_WHAT YOU NEED TO DO_
Return the whole listing, line for line, without the pictures in it.

_PROVIDED RECORDS_

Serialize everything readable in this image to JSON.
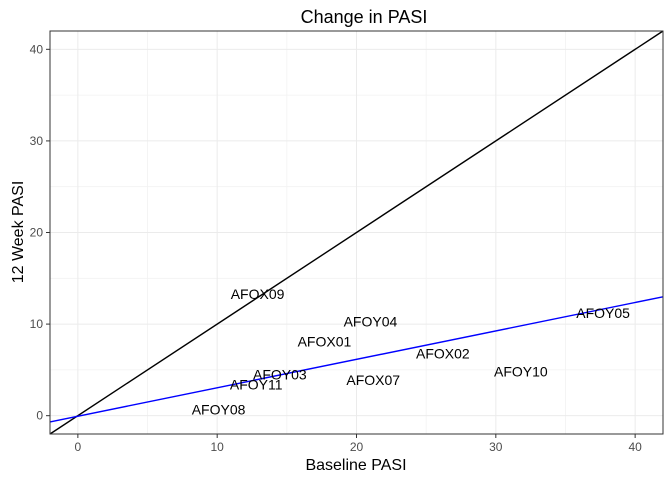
{
  "chart_data": {
    "type": "scatter",
    "title": "Change in PASI",
    "xlabel": "Baseline PASI",
    "ylabel": "12 Week PASI",
    "xlim": [
      -2,
      42
    ],
    "ylim": [
      -2,
      42
    ],
    "x_ticks": [
      0,
      10,
      20,
      30,
      40
    ],
    "y_ticks": [
      0,
      10,
      20,
      30,
      40
    ],
    "grid": true,
    "points": [
      {
        "label": "AFOX09",
        "x": 12.9,
        "y": 13.3
      },
      {
        "label": "AFOY04",
        "x": 21.0,
        "y": 10.3
      },
      {
        "label": "AFOY05",
        "x": 37.7,
        "y": 11.2
      },
      {
        "label": "AFOX01",
        "x": 17.7,
        "y": 8.1
      },
      {
        "label": "AFOX02",
        "x": 26.2,
        "y": 6.8
      },
      {
        "label": "AFOY03",
        "x": 14.5,
        "y": 4.5
      },
      {
        "label": "AFOY10",
        "x": 31.8,
        "y": 4.8
      },
      {
        "label": "AFOX07",
        "x": 21.2,
        "y": 3.9
      },
      {
        "label": "AFOY11",
        "x": 12.8,
        "y": 3.4
      },
      {
        "label": "AFOY08",
        "x": 10.1,
        "y": 0.7
      }
    ],
    "lines": [
      {
        "kind": "identity",
        "color": "#000000",
        "x": [
          -2,
          42
        ],
        "y": [
          -2,
          42
        ]
      },
      {
        "kind": "fit",
        "color": "#0000ff",
        "x": [
          -2,
          42
        ],
        "y": [
          -0.68,
          12.98
        ]
      }
    ]
  }
}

_TASK SOLUTION_
Serialize everything readable in this image to JSON.
{
  "chart_data": {
    "type": "scatter",
    "title": "Change in PASI",
    "xlabel": "Baseline PASI",
    "ylabel": "12 Week PASI",
    "xlim": [
      -2,
      42
    ],
    "ylim": [
      -2,
      42
    ],
    "x_ticks": [
      0,
      10,
      20,
      30,
      40
    ],
    "y_ticks": [
      0,
      10,
      20,
      30,
      40
    ],
    "grid": true,
    "points": [
      {
        "label": "AFOX09",
        "x": 12.9,
        "y": 13.3
      },
      {
        "label": "AFOY04",
        "x": 21.0,
        "y": 10.3
      },
      {
        "label": "AFOY05",
        "x": 37.7,
        "y": 11.2
      },
      {
        "label": "AFOX01",
        "x": 17.7,
        "y": 8.1
      },
      {
        "label": "AFOX02",
        "x": 26.2,
        "y": 6.8
      },
      {
        "label": "AFOY03",
        "x": 14.5,
        "y": 4.5
      },
      {
        "label": "AFOY10",
        "x": 31.8,
        "y": 4.8
      },
      {
        "label": "AFOX07",
        "x": 21.2,
        "y": 3.9
      },
      {
        "label": "AFOY11",
        "x": 12.8,
        "y": 3.4
      },
      {
        "label": "AFOY08",
        "x": 10.1,
        "y": 0.7
      }
    ],
    "lines": [
      {
        "kind": "identity",
        "color": "#000000",
        "x": [
          -2,
          42
        ],
        "y": [
          -2,
          42
        ]
      },
      {
        "kind": "fit",
        "color": "#0000ff",
        "x": [
          -2,
          42
        ],
        "y": [
          -0.68,
          12.98
        ]
      }
    ]
  }
}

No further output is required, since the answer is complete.